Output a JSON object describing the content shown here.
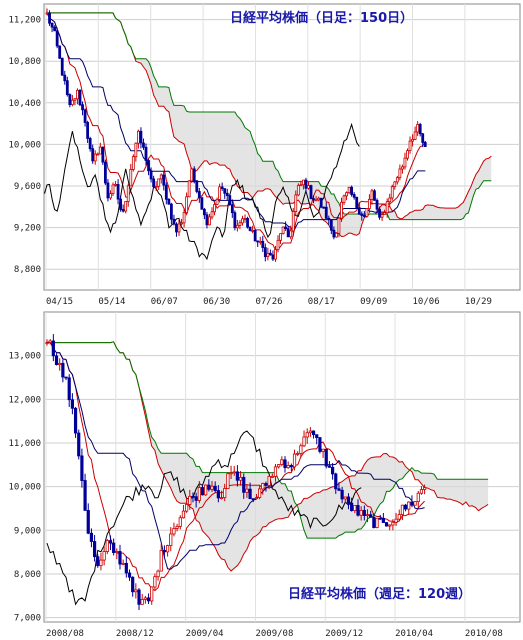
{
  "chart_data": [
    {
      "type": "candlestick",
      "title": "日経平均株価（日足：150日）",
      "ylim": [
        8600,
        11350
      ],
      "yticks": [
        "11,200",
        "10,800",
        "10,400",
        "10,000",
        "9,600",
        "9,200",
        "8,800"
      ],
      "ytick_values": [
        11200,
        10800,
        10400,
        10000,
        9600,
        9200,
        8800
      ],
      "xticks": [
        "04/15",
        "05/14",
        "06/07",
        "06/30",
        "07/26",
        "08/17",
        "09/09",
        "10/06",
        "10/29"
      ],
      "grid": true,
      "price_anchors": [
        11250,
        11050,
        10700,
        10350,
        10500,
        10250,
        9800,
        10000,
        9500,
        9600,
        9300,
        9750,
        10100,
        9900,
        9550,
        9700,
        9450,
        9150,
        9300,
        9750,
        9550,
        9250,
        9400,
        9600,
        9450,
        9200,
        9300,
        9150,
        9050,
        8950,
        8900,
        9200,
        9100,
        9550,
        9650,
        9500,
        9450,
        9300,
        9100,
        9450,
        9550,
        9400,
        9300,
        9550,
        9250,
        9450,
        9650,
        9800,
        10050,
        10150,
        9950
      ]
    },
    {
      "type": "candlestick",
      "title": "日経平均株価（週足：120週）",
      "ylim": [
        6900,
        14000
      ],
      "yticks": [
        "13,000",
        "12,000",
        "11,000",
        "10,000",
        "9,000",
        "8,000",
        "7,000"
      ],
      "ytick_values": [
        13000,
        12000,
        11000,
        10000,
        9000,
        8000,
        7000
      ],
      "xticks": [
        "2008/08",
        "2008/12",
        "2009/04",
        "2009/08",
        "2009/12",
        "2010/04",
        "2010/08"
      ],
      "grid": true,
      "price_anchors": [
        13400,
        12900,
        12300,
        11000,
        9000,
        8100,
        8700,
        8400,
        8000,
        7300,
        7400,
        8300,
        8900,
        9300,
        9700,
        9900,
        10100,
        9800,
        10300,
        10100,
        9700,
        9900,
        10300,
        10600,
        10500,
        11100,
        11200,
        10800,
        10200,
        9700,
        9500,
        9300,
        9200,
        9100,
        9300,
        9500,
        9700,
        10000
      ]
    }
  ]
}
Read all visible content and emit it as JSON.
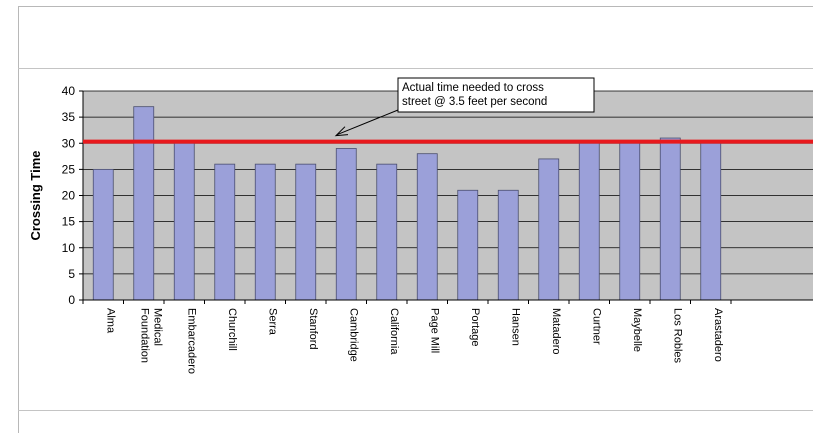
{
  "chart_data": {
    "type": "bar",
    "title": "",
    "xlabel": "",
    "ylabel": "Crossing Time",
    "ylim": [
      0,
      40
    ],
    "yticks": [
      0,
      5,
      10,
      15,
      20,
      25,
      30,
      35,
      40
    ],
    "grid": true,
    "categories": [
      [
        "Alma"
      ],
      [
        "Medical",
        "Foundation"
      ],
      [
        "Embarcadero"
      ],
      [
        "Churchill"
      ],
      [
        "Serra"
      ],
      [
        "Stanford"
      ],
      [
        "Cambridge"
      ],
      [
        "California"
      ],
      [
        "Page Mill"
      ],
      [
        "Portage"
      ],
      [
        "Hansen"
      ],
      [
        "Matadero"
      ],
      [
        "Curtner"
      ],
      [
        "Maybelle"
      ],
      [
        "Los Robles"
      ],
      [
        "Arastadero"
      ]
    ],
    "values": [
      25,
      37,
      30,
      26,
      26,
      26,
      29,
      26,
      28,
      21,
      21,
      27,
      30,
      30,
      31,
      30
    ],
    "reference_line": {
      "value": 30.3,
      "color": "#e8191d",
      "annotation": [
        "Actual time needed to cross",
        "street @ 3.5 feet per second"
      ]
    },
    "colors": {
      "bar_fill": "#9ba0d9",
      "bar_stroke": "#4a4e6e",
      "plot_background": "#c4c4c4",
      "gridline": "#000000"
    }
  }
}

+ + + + +

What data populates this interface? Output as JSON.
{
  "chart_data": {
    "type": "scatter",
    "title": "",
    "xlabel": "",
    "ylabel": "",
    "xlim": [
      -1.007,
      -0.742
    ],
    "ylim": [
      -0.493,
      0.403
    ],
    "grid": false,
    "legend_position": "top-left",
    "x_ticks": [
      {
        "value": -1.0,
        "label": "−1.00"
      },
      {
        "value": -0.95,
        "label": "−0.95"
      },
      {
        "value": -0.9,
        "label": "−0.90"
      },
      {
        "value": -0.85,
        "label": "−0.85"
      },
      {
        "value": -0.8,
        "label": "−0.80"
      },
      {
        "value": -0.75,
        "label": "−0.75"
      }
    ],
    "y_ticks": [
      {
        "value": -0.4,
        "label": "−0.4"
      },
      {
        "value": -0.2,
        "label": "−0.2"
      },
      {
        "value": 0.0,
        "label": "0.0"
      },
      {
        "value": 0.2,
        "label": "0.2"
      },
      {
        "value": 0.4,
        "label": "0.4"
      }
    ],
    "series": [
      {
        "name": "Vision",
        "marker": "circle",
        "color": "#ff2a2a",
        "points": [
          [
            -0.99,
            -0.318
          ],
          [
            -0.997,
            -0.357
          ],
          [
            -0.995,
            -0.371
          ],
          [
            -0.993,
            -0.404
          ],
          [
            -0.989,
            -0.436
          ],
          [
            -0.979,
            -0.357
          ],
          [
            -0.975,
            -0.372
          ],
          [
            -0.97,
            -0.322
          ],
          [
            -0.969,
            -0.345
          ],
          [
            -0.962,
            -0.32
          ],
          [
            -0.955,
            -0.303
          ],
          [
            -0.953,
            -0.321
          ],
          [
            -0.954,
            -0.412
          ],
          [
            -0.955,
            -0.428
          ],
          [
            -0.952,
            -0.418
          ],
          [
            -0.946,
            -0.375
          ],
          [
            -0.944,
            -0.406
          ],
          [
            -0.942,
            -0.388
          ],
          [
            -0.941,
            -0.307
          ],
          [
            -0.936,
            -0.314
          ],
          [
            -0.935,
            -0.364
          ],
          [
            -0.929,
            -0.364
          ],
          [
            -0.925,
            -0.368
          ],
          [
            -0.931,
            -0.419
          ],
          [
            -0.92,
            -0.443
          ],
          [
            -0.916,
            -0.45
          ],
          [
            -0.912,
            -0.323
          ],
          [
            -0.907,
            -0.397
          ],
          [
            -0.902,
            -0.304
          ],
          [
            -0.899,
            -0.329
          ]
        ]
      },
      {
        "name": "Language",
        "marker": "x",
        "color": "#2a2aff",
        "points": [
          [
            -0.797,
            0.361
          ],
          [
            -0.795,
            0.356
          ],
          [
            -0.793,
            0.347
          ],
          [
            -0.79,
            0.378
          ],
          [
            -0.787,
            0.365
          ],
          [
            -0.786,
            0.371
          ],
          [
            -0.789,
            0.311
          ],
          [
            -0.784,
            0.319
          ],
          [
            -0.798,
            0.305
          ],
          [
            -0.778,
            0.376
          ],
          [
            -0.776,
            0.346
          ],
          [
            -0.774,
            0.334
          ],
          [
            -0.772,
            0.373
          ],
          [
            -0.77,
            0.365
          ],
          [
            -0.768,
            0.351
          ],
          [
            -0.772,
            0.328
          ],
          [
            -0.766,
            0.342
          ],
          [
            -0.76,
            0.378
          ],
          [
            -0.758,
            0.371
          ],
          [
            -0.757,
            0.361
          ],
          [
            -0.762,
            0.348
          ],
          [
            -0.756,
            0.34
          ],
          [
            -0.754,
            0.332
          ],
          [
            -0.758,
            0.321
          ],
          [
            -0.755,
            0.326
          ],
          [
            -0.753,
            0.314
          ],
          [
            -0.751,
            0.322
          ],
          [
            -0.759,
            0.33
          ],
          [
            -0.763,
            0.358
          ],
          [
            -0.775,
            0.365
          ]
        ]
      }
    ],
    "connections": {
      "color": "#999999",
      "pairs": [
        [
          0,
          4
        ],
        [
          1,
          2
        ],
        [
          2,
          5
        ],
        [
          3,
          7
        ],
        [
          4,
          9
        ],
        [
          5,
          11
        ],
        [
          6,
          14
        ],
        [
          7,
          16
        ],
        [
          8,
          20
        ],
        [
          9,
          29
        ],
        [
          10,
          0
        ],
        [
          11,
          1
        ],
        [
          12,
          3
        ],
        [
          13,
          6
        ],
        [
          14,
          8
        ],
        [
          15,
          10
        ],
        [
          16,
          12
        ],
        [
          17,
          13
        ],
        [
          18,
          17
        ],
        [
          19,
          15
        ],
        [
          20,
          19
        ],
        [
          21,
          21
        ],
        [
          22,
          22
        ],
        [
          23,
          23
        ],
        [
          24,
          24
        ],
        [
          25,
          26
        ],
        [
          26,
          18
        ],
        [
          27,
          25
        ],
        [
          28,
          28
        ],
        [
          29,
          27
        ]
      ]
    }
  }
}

+ + + + +

Pull out all lines from the entries above that include the word "JSON".

Output a JSON object describing the content shown here.
Read all visible content and emit it as JSON.
What data populates this interface? Output as JSON.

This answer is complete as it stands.